■ Exercise requirements ■
In the listing below, how many lines contain the word "Laddhybrider"? Please respond with the number only.

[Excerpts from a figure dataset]
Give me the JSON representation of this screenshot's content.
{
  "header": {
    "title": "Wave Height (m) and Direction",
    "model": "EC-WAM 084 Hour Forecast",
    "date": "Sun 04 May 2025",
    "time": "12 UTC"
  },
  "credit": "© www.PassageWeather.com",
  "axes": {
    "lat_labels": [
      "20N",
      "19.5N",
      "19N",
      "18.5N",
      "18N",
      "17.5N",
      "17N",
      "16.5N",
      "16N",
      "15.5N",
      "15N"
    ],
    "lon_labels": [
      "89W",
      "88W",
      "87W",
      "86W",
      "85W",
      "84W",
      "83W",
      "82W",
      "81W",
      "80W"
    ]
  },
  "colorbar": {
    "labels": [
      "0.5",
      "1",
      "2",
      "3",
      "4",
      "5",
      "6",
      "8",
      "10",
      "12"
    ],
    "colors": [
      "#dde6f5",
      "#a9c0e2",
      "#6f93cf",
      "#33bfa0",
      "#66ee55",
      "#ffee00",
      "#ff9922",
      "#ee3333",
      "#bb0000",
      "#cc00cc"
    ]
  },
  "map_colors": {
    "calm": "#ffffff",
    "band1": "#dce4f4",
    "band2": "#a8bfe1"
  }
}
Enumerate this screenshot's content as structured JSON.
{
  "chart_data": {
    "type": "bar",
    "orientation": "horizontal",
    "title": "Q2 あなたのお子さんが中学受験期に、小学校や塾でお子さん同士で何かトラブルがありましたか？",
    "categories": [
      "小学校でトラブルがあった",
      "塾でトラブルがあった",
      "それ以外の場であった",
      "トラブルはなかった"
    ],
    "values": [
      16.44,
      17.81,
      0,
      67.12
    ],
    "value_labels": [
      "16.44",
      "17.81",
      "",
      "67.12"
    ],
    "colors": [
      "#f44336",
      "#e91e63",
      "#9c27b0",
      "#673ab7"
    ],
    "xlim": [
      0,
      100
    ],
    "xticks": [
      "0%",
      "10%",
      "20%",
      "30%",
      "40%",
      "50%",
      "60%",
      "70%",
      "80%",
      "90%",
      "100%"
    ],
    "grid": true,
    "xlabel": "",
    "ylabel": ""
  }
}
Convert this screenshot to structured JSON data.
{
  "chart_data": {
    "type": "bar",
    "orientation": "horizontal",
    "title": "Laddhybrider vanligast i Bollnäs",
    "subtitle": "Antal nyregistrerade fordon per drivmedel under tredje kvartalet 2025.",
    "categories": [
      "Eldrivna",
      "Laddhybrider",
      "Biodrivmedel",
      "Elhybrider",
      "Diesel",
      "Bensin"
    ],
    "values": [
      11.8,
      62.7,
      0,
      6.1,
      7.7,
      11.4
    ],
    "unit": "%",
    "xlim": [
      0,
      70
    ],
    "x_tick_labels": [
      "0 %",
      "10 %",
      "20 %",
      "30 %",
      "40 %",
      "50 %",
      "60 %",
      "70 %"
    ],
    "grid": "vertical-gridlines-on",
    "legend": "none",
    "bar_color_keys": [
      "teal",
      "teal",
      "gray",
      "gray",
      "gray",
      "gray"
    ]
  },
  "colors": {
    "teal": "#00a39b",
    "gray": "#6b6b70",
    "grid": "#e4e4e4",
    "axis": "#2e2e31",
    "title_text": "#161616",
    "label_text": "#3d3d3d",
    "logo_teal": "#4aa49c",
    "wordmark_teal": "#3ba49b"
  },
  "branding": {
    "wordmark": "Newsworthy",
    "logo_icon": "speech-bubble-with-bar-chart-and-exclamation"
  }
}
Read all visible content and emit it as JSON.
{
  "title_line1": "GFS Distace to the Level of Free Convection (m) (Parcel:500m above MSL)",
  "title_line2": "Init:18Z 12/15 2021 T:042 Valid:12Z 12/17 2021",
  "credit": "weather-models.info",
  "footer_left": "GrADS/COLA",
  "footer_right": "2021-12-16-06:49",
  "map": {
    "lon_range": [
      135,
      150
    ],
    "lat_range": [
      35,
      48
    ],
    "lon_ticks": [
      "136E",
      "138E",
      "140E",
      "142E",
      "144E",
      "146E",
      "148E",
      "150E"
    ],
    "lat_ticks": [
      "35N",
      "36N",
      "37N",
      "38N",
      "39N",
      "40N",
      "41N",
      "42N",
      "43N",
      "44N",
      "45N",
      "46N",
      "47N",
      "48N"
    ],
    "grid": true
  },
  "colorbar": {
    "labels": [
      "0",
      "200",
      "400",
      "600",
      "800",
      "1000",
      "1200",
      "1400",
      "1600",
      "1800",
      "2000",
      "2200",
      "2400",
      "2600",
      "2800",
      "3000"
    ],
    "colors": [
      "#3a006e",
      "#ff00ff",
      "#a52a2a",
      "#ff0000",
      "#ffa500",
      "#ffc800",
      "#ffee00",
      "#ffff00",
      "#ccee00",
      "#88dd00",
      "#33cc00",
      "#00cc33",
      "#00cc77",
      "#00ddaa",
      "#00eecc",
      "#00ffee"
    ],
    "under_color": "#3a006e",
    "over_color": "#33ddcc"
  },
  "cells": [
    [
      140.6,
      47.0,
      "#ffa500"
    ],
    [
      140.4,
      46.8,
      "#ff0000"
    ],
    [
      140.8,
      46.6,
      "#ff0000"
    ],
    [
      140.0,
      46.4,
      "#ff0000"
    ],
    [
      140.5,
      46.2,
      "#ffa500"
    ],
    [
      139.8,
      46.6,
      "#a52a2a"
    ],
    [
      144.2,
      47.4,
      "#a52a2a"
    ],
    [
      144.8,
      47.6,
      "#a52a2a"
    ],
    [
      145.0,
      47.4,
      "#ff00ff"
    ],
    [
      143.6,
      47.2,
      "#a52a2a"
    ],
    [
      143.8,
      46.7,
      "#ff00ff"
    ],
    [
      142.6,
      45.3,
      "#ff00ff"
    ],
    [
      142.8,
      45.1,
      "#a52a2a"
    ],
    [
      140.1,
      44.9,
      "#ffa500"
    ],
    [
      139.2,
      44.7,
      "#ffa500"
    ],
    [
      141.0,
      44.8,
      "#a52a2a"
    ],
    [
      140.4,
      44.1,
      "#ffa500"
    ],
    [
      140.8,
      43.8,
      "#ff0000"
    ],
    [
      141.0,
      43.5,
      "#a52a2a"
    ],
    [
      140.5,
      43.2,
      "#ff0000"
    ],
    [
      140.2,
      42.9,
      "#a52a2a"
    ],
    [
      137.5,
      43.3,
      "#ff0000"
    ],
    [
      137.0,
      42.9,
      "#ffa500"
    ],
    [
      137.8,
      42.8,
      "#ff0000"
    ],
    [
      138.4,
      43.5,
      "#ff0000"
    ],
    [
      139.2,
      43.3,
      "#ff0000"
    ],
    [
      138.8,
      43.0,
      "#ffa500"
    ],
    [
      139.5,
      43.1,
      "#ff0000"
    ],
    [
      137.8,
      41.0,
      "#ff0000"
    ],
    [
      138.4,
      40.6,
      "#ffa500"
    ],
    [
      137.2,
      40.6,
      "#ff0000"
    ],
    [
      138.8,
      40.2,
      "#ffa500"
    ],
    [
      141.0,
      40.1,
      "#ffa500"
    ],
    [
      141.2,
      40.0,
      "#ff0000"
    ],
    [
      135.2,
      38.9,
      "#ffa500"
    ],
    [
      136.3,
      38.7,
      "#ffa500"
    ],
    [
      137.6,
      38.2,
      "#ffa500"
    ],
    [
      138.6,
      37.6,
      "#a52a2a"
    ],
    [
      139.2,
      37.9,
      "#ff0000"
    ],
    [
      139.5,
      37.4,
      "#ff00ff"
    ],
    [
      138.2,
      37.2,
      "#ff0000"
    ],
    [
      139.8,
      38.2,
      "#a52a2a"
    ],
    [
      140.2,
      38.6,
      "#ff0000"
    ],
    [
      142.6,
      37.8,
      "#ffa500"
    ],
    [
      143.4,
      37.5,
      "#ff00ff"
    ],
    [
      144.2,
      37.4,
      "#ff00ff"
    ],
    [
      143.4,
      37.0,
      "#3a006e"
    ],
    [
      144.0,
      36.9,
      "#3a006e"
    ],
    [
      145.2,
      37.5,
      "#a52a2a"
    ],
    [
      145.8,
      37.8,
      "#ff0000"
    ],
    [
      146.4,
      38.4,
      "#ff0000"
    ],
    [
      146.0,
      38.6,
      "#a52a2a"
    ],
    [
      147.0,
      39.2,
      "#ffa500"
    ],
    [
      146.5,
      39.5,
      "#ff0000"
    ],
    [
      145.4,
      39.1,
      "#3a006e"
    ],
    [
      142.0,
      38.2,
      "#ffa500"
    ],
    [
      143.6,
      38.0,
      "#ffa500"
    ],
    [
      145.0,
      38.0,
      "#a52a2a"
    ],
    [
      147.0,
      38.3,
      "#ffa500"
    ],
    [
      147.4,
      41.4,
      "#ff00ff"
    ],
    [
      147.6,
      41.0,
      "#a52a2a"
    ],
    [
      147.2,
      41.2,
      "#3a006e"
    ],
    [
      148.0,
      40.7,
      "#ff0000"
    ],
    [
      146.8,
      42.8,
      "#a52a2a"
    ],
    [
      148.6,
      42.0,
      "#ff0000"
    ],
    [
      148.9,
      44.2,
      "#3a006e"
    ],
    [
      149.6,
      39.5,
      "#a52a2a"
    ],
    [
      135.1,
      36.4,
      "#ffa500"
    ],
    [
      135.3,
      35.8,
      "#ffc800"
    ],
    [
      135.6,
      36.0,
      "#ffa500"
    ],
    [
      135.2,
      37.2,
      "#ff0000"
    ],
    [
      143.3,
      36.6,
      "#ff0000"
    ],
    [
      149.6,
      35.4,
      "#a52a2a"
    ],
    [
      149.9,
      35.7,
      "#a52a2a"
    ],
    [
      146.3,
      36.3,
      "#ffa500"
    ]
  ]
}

■ Exercise response ■
2